Compiti ed esercizi >>
**a.** Quali sono i Paesi con più vittime secondo il brano sull'attacco a Daemon Tools? Elencali tutti.
**b.** Per ogni affermazione rispondi sì o no in base al brano sull'attacco a Daemon Tools e cita le parole del testo che decidono la risposta.
(i) Kaspersky attribuisce la campagna a un gruppo conosciuto.
(ii) Una parte dei sistemi colpiti appartiene ad aziende e organizzazioni.
(iii) I payload aggiuntivi sono stati distribuiti su migliaia di macchine.

Brano >>
--------------------------------------------------
Gli autori dell’attacco avrebbero manomesso i file binari legittimi per eseguire codice dannoso all’avvio del processo. Inoltre, avrebbero usato un servizio Windows legittimo per mantenere la persistenza sull’host.

Daemon Tools malware: attacco globale in oltre 100 Paesi

I dati di telemetria Kaspersky indicano una diffusione ampia.

Gli aggiornamenti compromessi sarebbero arrivati in oltre 100 Paesi e regioni. Le aree con più vittime includono Russia, Brasile, Turchia, Spagna, Germania, Francia, Italia e Cina.

Il dato italiano rende la notizia rilevante anche per utenti e aziende nel nostro Paese.

La presenza di Daemon Tools in ambito consumer può far pensare a un rischio limitato ai privati. In realtà, Kaspersky segnala che il 10% dei sistemi colpiti appartiene ad aziende e organizzazioni.

Questo cambia lo scenario. Un software installato su un singolo endpoint aziendale può diventare un punto di ingresso nella rete interna.

Payload aggiuntivi e attività manuale

Su un gruppo ristretto di poco più di dieci macchine, Kaspersky GReAT ha osservato una fase successiva più mirata.

Questi sistemi appartenevano a organizzazioni attive nei settori retail, scientifico, governativo e manifatturiero.

In questi casi, gli autori dell’attacco avrebbero distribuito manualmente payload aggiuntivi. Tra questi figurano un injector di shellcode e Remote Access Trojan finora sconosciuti.

Il profilo delle vittime e alcuni errori nei comandi eseguiti suggeriscono un’attività manuale contro obiettivi scelti. Kaspersky ha individuato anche artefatti in lingua cinese, ma non attribuisce la campagna a un gruppo noto.

Daemon Tools malware e rischio per le aziende

Il caso Daemon Tools malware mostra bene perché gli attacchi alla supply chain sono difficili da gestire.

L’utente scarica il programma dal sito ufficiale. Il software appare legittimo. La firma digitale aumenta la fiducia. Nel frattempo, il componente dannoso entra nel sistema.
--------------------------------------------------
Dati di analisi del layout del documento >>
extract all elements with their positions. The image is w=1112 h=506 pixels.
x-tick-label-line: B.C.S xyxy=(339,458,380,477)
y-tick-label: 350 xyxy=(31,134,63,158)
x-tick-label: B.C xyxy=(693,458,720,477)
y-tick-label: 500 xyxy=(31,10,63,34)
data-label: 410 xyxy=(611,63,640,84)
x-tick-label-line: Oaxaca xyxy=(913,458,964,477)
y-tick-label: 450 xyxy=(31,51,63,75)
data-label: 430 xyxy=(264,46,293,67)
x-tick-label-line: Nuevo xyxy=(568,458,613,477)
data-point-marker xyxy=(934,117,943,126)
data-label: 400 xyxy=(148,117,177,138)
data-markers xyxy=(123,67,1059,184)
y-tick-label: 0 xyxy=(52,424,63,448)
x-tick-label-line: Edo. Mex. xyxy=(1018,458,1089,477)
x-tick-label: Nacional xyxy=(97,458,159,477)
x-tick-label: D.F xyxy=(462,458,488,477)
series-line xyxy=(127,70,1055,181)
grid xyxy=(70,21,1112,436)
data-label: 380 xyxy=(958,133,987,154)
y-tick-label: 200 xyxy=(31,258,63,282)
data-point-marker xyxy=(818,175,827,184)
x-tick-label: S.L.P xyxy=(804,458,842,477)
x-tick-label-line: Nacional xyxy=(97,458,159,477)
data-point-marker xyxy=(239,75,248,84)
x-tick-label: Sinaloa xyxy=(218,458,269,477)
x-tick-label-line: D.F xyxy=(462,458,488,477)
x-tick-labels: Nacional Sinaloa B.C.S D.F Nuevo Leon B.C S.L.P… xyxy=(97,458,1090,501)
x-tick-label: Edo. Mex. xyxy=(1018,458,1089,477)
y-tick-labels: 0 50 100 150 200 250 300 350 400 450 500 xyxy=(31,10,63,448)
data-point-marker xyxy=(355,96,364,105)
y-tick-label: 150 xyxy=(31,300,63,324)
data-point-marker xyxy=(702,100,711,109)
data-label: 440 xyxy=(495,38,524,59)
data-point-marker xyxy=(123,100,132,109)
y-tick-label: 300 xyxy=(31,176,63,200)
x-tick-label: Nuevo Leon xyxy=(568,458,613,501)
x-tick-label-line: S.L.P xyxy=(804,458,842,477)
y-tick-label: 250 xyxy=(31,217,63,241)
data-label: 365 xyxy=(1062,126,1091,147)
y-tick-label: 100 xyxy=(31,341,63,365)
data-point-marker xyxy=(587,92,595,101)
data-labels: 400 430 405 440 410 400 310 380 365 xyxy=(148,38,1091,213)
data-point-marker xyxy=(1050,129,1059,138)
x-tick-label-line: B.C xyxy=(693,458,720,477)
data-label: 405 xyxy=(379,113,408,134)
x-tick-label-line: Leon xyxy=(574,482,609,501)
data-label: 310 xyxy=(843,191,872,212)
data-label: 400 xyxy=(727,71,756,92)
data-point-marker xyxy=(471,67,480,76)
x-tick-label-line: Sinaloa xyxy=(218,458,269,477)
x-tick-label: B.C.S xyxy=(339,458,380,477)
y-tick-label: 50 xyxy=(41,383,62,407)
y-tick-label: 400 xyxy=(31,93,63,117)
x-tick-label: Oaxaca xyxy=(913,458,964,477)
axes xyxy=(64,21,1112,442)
--------------------------------------------------
Soluzioni >>
**a.** Russia, Brasile, Turchia, Spagna, Germania, Francia, Italia, Cina

**b.**
(i) No: "ma non attribuisce la campagna a un gruppo noto"
(ii) Sì: "il 10% dei sistemi colpiti appartiene ad aziende e organizzazioni"
(iii) No: "Su un gruppo ristretto di poco più di dieci macchine"